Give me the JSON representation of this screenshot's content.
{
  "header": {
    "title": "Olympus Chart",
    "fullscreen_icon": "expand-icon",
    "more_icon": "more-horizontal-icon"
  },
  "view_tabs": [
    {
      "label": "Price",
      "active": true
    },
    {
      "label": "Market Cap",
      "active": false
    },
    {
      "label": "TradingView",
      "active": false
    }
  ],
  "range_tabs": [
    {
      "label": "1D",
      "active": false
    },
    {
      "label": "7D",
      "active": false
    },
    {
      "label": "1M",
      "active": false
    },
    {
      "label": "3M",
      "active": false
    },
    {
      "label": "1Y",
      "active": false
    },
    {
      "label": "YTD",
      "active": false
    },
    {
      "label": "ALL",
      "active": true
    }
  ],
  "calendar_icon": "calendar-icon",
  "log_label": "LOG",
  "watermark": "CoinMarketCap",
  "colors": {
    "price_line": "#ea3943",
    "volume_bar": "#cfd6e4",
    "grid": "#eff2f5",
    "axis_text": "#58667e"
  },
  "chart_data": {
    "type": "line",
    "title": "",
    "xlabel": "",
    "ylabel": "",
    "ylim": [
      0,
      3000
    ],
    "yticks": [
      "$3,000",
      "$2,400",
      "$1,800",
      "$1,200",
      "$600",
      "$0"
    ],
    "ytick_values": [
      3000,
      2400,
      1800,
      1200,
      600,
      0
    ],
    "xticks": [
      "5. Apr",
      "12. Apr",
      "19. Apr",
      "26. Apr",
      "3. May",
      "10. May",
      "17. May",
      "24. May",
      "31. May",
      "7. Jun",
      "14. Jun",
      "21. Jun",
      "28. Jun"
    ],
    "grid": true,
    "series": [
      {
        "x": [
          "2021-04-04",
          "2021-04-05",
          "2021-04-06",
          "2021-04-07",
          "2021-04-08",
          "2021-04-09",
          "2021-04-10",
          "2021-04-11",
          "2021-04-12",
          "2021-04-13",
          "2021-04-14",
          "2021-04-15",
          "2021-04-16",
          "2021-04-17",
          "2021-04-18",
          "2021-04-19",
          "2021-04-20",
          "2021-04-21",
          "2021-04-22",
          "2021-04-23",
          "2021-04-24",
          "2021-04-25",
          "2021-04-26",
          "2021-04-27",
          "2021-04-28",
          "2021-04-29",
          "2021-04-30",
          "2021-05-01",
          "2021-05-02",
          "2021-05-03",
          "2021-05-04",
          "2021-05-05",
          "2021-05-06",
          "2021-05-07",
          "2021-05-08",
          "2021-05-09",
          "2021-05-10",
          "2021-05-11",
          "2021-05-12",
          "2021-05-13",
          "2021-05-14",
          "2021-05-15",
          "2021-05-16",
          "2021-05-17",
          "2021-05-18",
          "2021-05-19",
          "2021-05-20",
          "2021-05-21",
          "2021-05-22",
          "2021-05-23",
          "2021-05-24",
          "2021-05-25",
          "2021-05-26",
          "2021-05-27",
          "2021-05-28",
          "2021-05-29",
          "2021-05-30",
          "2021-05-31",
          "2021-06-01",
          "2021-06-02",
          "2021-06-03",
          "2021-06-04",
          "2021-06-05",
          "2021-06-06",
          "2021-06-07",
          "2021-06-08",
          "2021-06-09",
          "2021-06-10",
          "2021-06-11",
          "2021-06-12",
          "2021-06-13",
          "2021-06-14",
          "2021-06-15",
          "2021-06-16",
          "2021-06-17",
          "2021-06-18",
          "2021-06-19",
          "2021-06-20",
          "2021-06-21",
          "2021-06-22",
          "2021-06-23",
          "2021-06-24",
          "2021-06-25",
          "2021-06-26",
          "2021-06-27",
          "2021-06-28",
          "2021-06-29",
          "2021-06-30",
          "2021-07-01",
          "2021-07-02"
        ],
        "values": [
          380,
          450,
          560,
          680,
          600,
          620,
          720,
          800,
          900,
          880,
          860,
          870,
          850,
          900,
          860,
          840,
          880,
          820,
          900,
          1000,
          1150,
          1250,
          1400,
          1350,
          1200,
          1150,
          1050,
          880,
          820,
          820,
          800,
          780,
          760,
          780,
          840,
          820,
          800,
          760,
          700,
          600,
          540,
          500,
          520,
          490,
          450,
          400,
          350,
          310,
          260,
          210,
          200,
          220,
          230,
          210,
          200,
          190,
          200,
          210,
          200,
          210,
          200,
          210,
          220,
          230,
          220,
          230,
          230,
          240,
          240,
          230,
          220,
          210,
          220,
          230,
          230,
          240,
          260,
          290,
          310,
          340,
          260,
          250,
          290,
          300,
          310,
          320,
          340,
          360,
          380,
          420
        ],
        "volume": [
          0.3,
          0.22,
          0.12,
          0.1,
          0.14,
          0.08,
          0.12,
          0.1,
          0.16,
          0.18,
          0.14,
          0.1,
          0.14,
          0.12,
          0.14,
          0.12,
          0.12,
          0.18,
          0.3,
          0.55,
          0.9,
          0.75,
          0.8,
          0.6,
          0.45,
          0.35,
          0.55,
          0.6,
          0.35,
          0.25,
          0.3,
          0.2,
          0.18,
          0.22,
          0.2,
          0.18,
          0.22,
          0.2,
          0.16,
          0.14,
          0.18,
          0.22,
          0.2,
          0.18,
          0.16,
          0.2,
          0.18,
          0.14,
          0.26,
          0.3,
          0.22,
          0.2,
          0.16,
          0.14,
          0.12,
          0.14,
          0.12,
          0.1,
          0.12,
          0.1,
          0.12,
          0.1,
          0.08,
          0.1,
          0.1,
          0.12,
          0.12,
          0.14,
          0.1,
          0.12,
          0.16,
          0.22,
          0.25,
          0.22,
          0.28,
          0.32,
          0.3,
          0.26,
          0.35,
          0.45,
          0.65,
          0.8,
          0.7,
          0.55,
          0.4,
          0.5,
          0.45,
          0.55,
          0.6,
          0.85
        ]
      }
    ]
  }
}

┄┄┄┄┄┄

- _What is asked_:
Each entry above needs to be retyped exactly.

- _Answer to the task_:
Give me the JSON representation of this screenshot's content.
{
  "header": {
    "title": "Olympus Chart",
    "fullscreen_icon": "expand-icon",
    "more_icon": "more-horizontal-icon"
  },
  "view_tabs": [
    {
      "label": "Price",
      "active": true
    },
    {
      "label": "Market Cap",
      "active": false
    },
    {
      "label": "TradingView",
      "active": false
    }
  ],
  "range_tabs": [
    {
      "label": "1D",
      "active": false
    },
    {
      "label": "7D",
      "active": false
    },
    {
      "label": "1M",
      "active": false
    },
    {
      "label": "3M",
      "active": false
    },
    {
      "label": "1Y",
      "active": false
    },
    {
      "label": "YTD",
      "active": false
    },
    {
      "label": "ALL",
      "active": true
    }
  ],
  "calendar_icon": "calendar-icon",
  "log_label": "LOG",
  "watermark": "CoinMarketCap",
  "colors": {
    "price_line": "#ea3943",
    "volume_bar": "#cfd6e4",
    "grid": "#eff2f5",
    "axis_text": "#58667e"
  },
  "chart_data": {
    "type": "line",
    "title": "",
    "xlabel": "",
    "ylabel": "",
    "ylim": [
      0,
      3000
    ],
    "yticks": [
      "$3,000",
      "$2,400",
      "$1,800",
      "$1,200",
      "$600",
      "$0"
    ],
    "ytick_values": [
      3000,
      2400,
      1800,
      1200,
      600,
      0
    ],
    "xticks": [
      "5. Apr",
      "12. Apr",
      "19. Apr",
      "26. Apr",
      "3. May",
      "10. May",
      "17. May",
      "24. May",
      "31. May",
      "7. Jun",
      "14. Jun",
      "21. Jun",
      "28. Jun"
    ],
    "grid": true,
    "series": [
      {
        "x": [
          "2021-04-04",
          "2021-04-05",
          "2021-04-06",
          "2021-04-07",
          "2021-04-08",
          "2021-04-09",
          "2021-04-10",
          "2021-04-11",
          "2021-04-12",
          "2021-04-13",
          "2021-04-14",
          "2021-04-15",
          "2021-04-16",
          "2021-04-17",
          "2021-04-18",
          "2021-04-19",
          "2021-04-20",
          "2021-04-21",
          "2021-04-22",
          "2021-04-23",
          "2021-04-24",
          "2021-04-25",
          "2021-04-26",
          "2021-04-27",
          "2021-04-28",
          "2021-04-29",
          "2021-04-30",
          "2021-05-01",
          "2021-05-02",
          "2021-05-03",
          "2021-05-04",
          "2021-05-05",
          "2021-05-06",
          "2021-05-07",
          "2021-05-08",
          "2021-05-09",
          "2021-05-10",
          "2021-05-11",
          "2021-05-12",
          "2021-05-13",
          "2021-05-14",
          "2021-05-15",
          "2021-05-16",
          "2021-05-17",
          "2021-05-18",
          "2021-05-19",
          "2021-05-20",
          "2021-05-21",
          "2021-05-22",
          "2021-05-23",
          "2021-05-24",
          "2021-05-25",
          "2021-05-26",
          "2021-05-27",
          "2021-05-28",
          "2021-05-29",
          "2021-05-30",
          "2021-05-31",
          "2021-06-01",
          "2021-06-02",
          "2021-06-03",
          "2021-06-04",
          "2021-06-05",
          "2021-06-06",
          "2021-06-07",
          "2021-06-08",
          "2021-06-09",
          "2021-06-10",
          "2021-06-11",
          "2021-06-12",
          "2021-06-13",
          "2021-06-14",
          "2021-06-15",
          "2021-06-16",
          "2021-06-17",
          "2021-06-18",
          "2021-06-19",
          "2021-06-20",
          "2021-06-21",
          "2021-06-22",
          "2021-06-23",
          "2021-06-24",
          "2021-06-25",
          "2021-06-26",
          "2021-06-27",
          "2021-06-28",
          "2021-06-29",
          "2021-06-30",
          "2021-07-01",
          "2021-07-02"
        ],
        "values": [
          380,
          450,
          560,
          680,
          600,
          620,
          720,
          800,
          900,
          880,
          860,
          870,
          850,
          900,
          860,
          840,
          880,
          820,
          900,
          1000,
          1150,
          1250,
          1400,
          1350,
          1200,
          1150,
          1050,
          880,
          820,
          820,
          800,
          780,
          760,
          780,
          840,
          820,
          800,
          760,
          700,
          600,
          540,
          500,
          520,
          490,
          450,
          400,
          350,
          310,
          260,
          210,
          200,
          220,
          230,
          210,
          200,
          190,
          200,
          210,
          200,
          210,
          200,
          210,
          220,
          230,
          220,
          230,
          230,
          240,
          240,
          230,
          220,
          210,
          220,
          230,
          230,
          240,
          260,
          290,
          310,
          340,
          260,
          250,
          290,
          300,
          310,
          320,
          340,
          360,
          380,
          420
        ],
        "volume": [
          0.3,
          0.22,
          0.12,
          0.1,
          0.14,
          0.08,
          0.12,
          0.1,
          0.16,
          0.18,
          0.14,
          0.1,
          0.14,
          0.12,
          0.14,
          0.12,
          0.12,
          0.18,
          0.3,
          0.55,
          0.9,
          0.75,
          0.8,
          0.6,
          0.45,
          0.35,
          0.55,
          0.6,
          0.35,
          0.25,
          0.3,
          0.2,
          0.18,
          0.22,
          0.2,
          0.18,
          0.22,
          0.2,
          0.16,
          0.14,
          0.18,
          0.22,
          0.2,
          0.18,
          0.16,
          0.2,
          0.18,
          0.14,
          0.26,
          0.3,
          0.22,
          0.2,
          0.16,
          0.14,
          0.12,
          0.14,
          0.12,
          0.1,
          0.12,
          0.1,
          0.12,
          0.1,
          0.08,
          0.1,
          0.1,
          0.12,
          0.12,
          0.14,
          0.1,
          0.12,
          0.16,
          0.22,
          0.25,
          0.22,
          0.28,
          0.32,
          0.3,
          0.26,
          0.35,
          0.45,
          0.65,
          0.8,
          0.7,
          0.55,
          0.4,
          0.5,
          0.45,
          0.55,
          0.6,
          0.85
        ]
      }
    ]
  }
}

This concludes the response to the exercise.